┌────────

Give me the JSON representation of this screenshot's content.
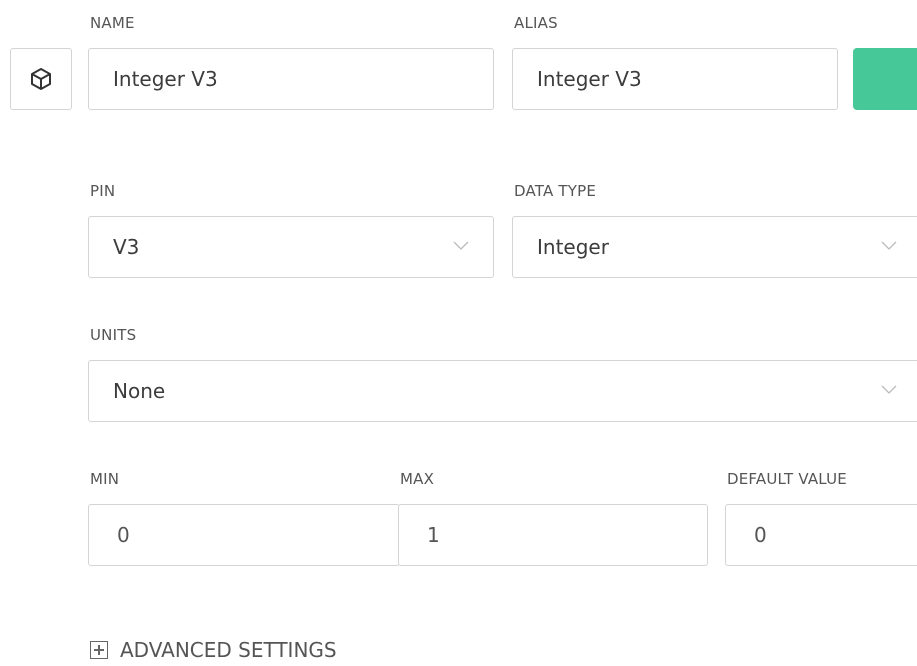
{
  "labels": {
    "name": "NAME",
    "alias": "ALIAS",
    "pin": "PIN",
    "data_type": "DATA TYPE",
    "units": "UNITS",
    "min": "MIN",
    "max": "MAX",
    "default_value": "DEFAULT VALUE"
  },
  "fields": {
    "name_value": "Integer V3",
    "alias_value": "Integer V3",
    "pin_value": "V3",
    "data_type_value": "Integer",
    "units_value": "None",
    "min_value": "0",
    "max_value": "1",
    "default_value": "0"
  },
  "icons": {
    "datastream": "cube-icon",
    "dropdown": "chevron-down-icon",
    "advanced": "plus-square-icon"
  },
  "colors": {
    "swatch": "#46c899"
  },
  "advanced": {
    "label": "ADVANCED SETTINGS"
  }
}
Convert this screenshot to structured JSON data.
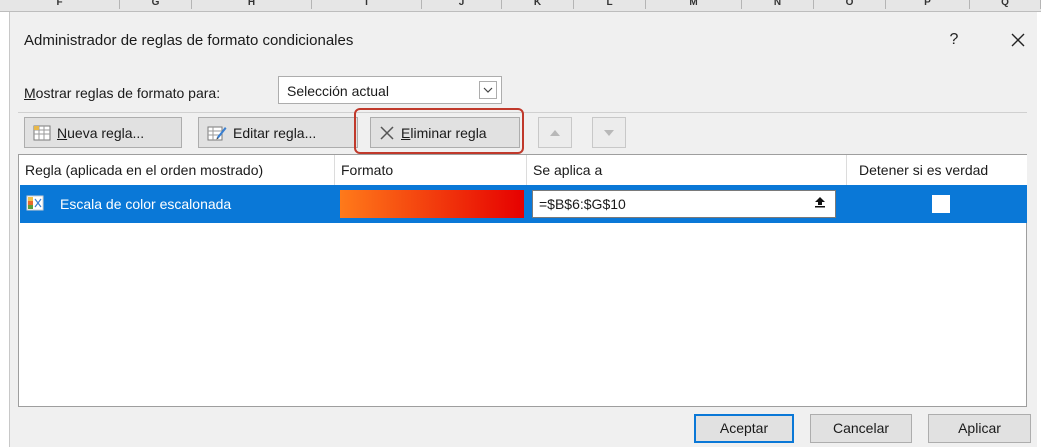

└────────

Each entry must be retyped word for word, with every image omitted.

Give me the JSON representation of this screenshot's content.
{
  "labels": {
    "name": "NAME",
    "alias": "ALIAS",
    "pin": "PIN",
    "data_type": "DATA TYPE",
    "units": "UNITS",
    "min": "MIN",
    "max": "MAX",
    "default_value": "DEFAULT VALUE"
  },
  "fields": {
    "name_value": "Integer V3",
    "alias_value": "Integer V3",
    "pin_value": "V3",
    "data_type_value": "Integer",
    "units_value": "None",
    "min_value": "0",
    "max_value": "1",
    "default_value": "0"
  },
  "icons": {
    "datastream": "cube-icon",
    "dropdown": "chevron-down-icon",
    "advanced": "plus-square-icon"
  },
  "colors": {
    "swatch": "#46c899"
  },
  "advanced": {
    "label": "ADVANCED SETTINGS"
  }
}
Convert this screenshot to structured JSON data.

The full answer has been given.